### Instruction
Beginning with the line where "Extract the structured data from this chart" appears, repeat every remaining line of the entries exactly, the last line included.

[start of Data in this exercise]

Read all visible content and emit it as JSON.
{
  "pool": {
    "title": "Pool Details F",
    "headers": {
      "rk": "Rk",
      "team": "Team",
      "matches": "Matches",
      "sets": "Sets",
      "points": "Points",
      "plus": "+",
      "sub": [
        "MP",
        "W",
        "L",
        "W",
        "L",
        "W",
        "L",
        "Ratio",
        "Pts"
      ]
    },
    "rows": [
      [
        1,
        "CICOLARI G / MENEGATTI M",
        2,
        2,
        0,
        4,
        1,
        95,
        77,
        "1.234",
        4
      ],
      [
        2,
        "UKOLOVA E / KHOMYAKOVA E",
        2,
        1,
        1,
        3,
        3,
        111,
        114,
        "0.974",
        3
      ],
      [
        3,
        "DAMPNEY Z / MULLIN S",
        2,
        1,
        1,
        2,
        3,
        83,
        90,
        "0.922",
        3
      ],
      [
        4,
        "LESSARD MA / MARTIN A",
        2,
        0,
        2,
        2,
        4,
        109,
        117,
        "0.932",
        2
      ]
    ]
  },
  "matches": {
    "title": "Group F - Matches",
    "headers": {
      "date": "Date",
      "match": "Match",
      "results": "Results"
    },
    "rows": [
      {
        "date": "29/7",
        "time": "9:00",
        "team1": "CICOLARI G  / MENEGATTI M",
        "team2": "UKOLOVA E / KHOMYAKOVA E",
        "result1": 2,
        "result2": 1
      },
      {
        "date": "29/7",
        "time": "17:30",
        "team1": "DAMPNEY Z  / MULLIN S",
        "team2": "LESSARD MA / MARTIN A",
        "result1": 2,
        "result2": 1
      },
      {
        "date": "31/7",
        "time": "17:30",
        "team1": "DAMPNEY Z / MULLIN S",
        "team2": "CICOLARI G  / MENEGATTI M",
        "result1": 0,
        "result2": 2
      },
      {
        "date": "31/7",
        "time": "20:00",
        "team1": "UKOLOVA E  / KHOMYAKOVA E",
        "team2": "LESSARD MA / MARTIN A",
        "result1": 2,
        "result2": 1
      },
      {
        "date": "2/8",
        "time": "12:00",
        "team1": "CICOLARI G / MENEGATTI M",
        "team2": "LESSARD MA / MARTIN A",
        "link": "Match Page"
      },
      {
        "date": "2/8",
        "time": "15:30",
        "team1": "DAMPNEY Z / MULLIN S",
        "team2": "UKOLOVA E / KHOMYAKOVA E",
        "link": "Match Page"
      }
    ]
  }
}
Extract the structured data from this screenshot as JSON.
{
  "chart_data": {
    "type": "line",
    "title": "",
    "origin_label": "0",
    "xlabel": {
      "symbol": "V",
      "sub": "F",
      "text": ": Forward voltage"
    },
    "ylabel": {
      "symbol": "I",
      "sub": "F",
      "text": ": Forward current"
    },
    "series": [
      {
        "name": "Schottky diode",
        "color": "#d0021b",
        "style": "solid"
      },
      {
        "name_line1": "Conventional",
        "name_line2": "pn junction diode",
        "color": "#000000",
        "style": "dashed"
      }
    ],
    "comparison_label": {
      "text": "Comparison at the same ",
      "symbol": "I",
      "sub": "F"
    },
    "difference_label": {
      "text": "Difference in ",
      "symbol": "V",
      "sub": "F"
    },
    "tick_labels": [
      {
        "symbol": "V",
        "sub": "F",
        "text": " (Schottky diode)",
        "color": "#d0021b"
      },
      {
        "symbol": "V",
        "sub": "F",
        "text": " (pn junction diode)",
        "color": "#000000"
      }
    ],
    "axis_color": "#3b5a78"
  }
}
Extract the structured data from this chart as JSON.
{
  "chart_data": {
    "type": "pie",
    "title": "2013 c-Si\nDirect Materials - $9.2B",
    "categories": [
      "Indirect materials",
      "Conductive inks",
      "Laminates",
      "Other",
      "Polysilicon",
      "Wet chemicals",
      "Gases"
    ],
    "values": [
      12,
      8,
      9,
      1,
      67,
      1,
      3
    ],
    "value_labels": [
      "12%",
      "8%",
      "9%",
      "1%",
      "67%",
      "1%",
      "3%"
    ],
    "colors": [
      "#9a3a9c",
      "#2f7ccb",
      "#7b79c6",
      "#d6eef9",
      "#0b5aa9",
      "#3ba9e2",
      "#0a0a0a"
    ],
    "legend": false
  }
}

[end of Data in this exercise]

### Result of this task
Extract the structured data from this chart as JSON.
{
  "chart_data": {
    "type": "pie",
    "title": "2013 c-Si\nDirect Materials - $9.2B",
    "categories": [
      "Indirect materials",
      "Conductive inks",
      "Laminates",
      "Other",
      "Polysilicon",
      "Wet chemicals",
      "Gases"
    ],
    "values": [
      12,
      8,
      9,
      1,
      67,
      1,
      3
    ],
    "value_labels": [
      "12%",
      "8%",
      "9%",
      "1%",
      "67%",
      "1%",
      "3%"
    ],
    "colors": [
      "#9a3a9c",
      "#2f7ccb",
      "#7b79c6",
      "#d6eef9",
      "#0b5aa9",
      "#3ba9e2",
      "#0a0a0a"
    ],
    "legend": false
  }
}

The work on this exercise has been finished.